● **Task description**: The records below must be transcribed exactly. Do not include the pictures.
**** Records to process ****
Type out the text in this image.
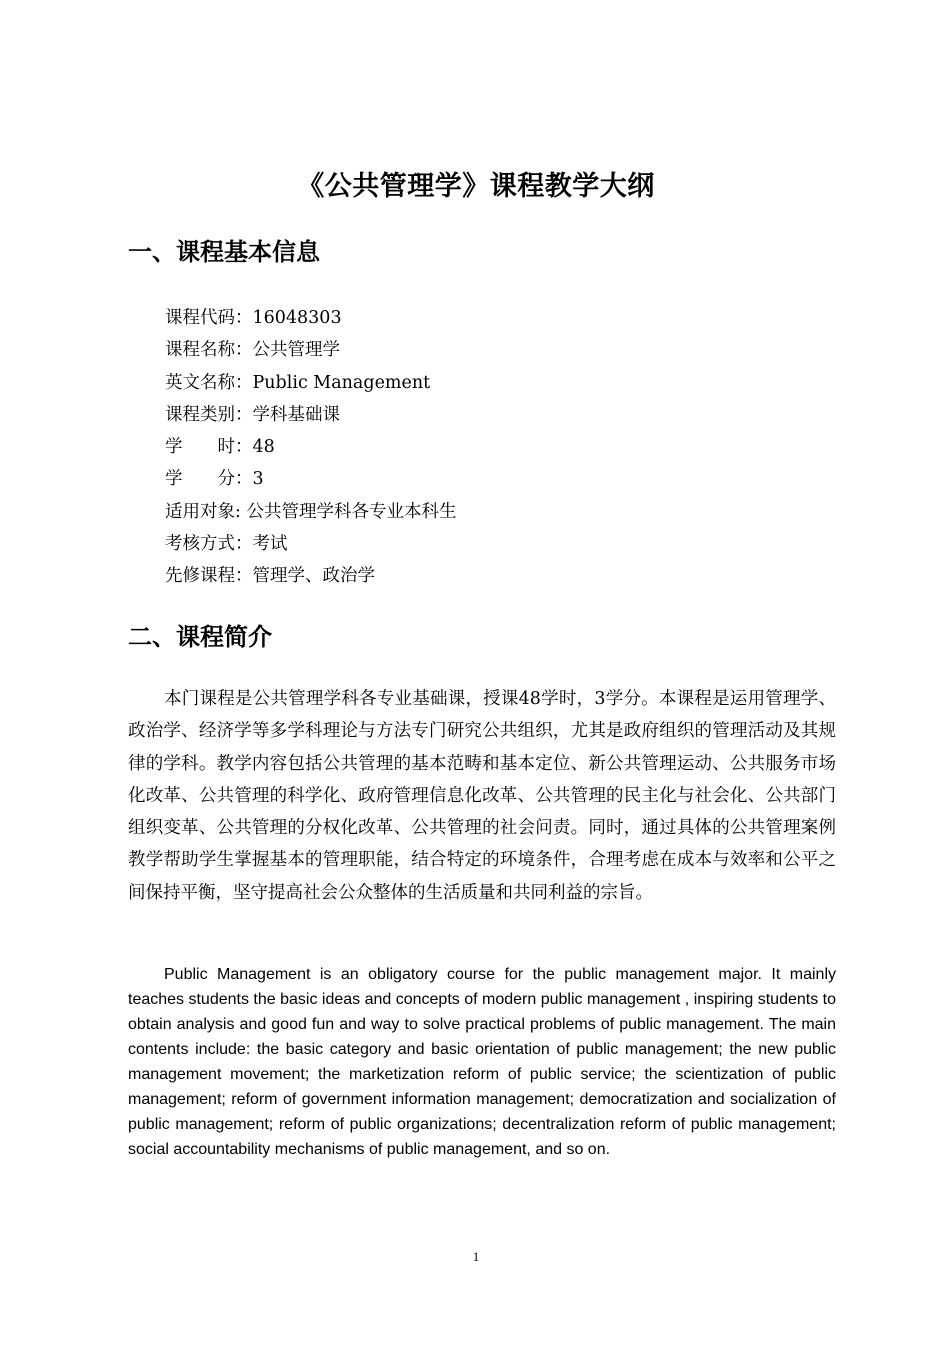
《公共管理学》课程教学大纲
一、课程基本信息
课程代码：16048303
课程名称：公共管理学
英文名称：Public Management
课程类别：学科基础课
学　　时：48
学　　分：3
适用对象: 公共管理学科各专业本科生
考核方式：考试
先修课程：管理学、政治学
二、课程简介

本门课程是公共管理学科各专业基础课，授课48学时，3学分。本课程是运用管理学、政治学、经济学等多学科理论与方法专门研究公共组织，尤其是政府组织的管理活动及其规律的学科。教学内容包括公共管理的基本范畴和基本定位、新公共管理运动、公共服务市场化改革、公共管理的科学化、政府管理信息化改革、公共管理的民主化与社会化、公共部门组织变革、公共管理的分权化改革、公共管理的社会问责。同时，通过具体的公共管理案例教学帮助学生掌握基本的管理职能，结合特定的环境条件，合理考虑在成本与效率和公平之间保持平衡，坚守提高社会公众整体的生活质量和共同利益的宗旨。

Public Management is an obligatory course for the public management major. It mainly teaches students the basic ideas and concepts of modern public management , inspiring students to obtain analysis and good fun and way to solve practical problems of public management. The main contents include: the basic category and basic orientation of public management; the new public management movement; the marketization reform of public service; the scientization of public management; reform of government information management; democratization and socialization of public management; reform of public organizations; decentralization reform of public management; social accountability mechanisms of public management, and so on.

1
****
● **Problem solution**:
Type out the text in this image.
《公共管理学》课程教学大纲
一、课程基本信息
课程代码：16048303
课程名称：公共管理学
英文名称：Public Management
课程类别：学科基础课
学　　时：48
学　　分：3
适用对象: 公共管理学科各专业本科生
考核方式：考试
先修课程：管理学、政治学
二、课程简介

本门课程是公共管理学科各专业基础课，授课48学时，3学分。本课程是运用管理学、政治学、经济学等多学科理论与方法专门研究公共组织，尤其是政府组织的管理活动及其规律的学科。教学内容包括公共管理的基本范畴和基本定位、新公共管理运动、公共服务市场化改革、公共管理的科学化、政府管理信息化改革、公共管理的民主化与社会化、公共部门组织变革、公共管理的分权化改革、公共管理的社会问责。同时，通过具体的公共管理案例教学帮助学生掌握基本的管理职能，结合特定的环境条件，合理考虑在成本与效率和公平之间保持平衡，坚守提高社会公众整体的生活质量和共同利益的宗旨。

Public Management is an obligatory course for the public management major. It mainly teaches students the basic ideas and concepts of modern public management , inspiring students to obtain analysis and good fun and way to solve practical problems of public management. The main contents include: the basic category and basic orientation of public management; the new public management movement; the marketization reform of public service; the scientization of public management; reform of government information management; democratization and socialization of public management; reform of public organizations; decentralization reform of public management; social accountability mechanisms of public management, and so on.

1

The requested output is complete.